__Dataset records__:
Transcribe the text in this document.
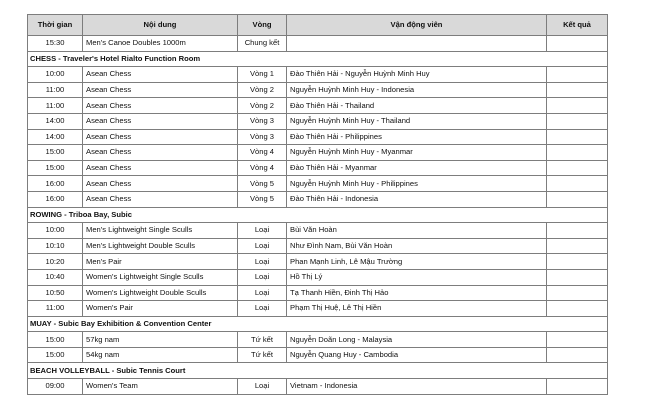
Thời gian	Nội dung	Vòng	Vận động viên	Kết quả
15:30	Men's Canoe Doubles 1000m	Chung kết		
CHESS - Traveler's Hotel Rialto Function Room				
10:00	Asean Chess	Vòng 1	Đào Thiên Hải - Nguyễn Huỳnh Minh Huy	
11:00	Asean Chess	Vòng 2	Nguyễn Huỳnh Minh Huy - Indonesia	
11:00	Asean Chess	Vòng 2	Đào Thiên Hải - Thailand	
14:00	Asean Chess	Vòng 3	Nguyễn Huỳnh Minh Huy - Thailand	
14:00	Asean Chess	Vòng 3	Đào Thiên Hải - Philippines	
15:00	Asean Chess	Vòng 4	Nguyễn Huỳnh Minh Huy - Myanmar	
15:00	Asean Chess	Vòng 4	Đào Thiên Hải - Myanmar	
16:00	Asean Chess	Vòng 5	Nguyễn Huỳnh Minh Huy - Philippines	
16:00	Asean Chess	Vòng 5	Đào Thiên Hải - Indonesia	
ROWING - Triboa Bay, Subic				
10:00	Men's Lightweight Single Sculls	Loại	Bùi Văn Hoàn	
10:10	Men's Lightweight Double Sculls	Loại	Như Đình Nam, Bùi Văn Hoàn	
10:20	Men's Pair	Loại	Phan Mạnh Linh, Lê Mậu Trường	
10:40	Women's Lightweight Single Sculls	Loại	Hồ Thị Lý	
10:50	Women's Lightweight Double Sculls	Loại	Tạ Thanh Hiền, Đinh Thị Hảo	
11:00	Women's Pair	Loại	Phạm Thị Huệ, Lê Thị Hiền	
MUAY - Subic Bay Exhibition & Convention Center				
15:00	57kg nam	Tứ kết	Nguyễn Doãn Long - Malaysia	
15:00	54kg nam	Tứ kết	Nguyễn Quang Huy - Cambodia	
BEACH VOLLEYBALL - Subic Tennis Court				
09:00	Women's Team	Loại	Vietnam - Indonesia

---

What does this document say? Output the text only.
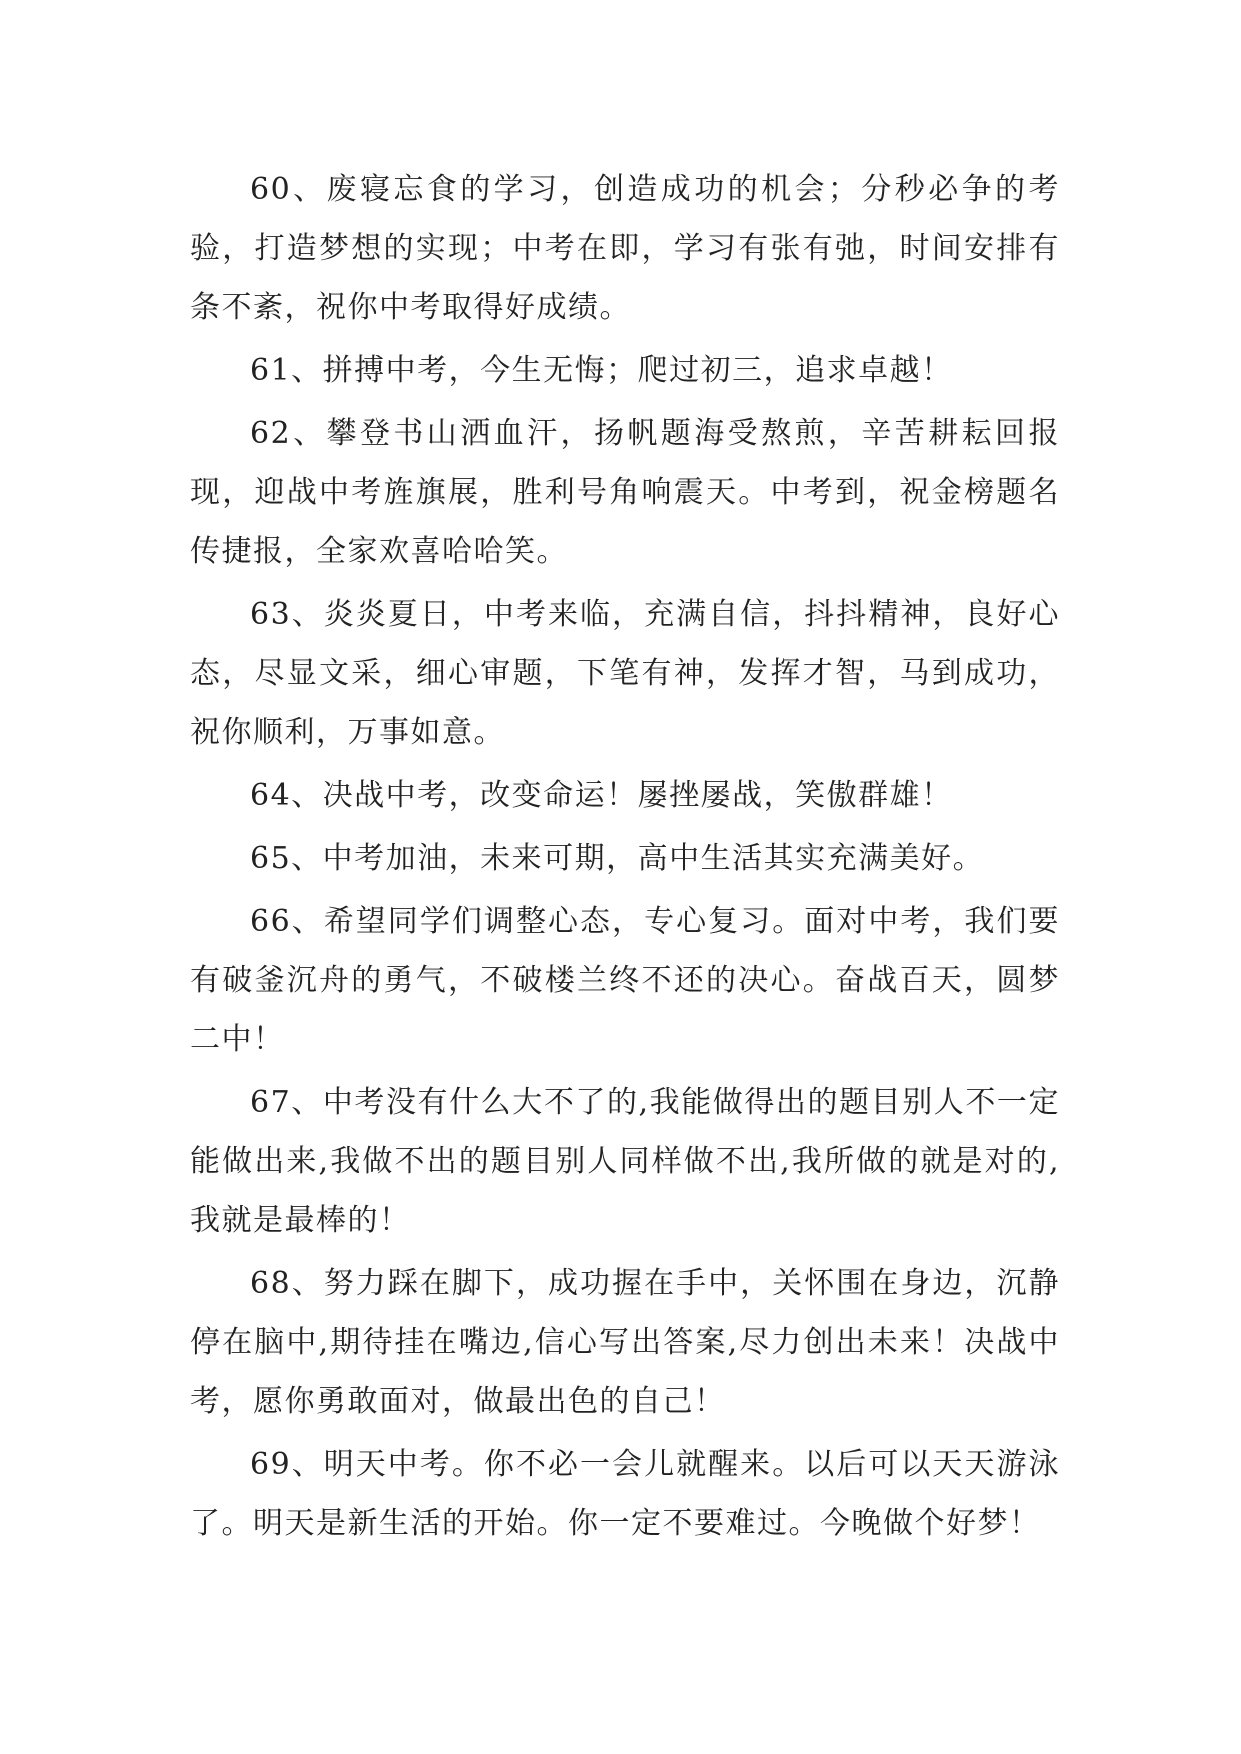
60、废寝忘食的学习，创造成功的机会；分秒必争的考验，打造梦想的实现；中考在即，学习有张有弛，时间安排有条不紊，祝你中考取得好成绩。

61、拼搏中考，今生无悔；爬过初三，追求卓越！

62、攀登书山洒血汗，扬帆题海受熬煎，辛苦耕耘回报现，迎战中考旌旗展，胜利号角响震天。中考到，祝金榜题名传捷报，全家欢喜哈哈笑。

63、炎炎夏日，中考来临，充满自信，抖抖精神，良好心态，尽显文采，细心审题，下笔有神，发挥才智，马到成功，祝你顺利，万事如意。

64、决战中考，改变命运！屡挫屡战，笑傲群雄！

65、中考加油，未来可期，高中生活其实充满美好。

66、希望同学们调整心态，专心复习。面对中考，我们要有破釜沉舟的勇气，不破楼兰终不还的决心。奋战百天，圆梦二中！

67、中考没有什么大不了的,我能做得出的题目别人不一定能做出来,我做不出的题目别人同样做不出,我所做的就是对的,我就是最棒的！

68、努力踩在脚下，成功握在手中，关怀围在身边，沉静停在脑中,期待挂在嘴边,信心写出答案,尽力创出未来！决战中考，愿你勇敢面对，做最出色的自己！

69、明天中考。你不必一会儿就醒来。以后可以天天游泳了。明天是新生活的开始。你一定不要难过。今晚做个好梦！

__Your instructions__: Identify every line above with the string "Huỳnh" in it. Copy those lines.

__Solution for this problem__:
10:00	Asean Chess	Vòng 1	Đào Thiên Hải - Nguyễn Huỳnh Minh Huy	
11:00	Asean Chess	Vòng 2	Nguyễn Huỳnh Minh Huy - Indonesia	
14:00	Asean Chess	Vòng 3	Nguyễn Huỳnh Minh Huy - Thailand	
15:00	Asean Chess	Vòng 4	Nguyễn Huỳnh Minh Huy - Myanmar	
16:00	Asean Chess	Vòng 5	Nguyễn Huỳnh Minh Huy - Philippines	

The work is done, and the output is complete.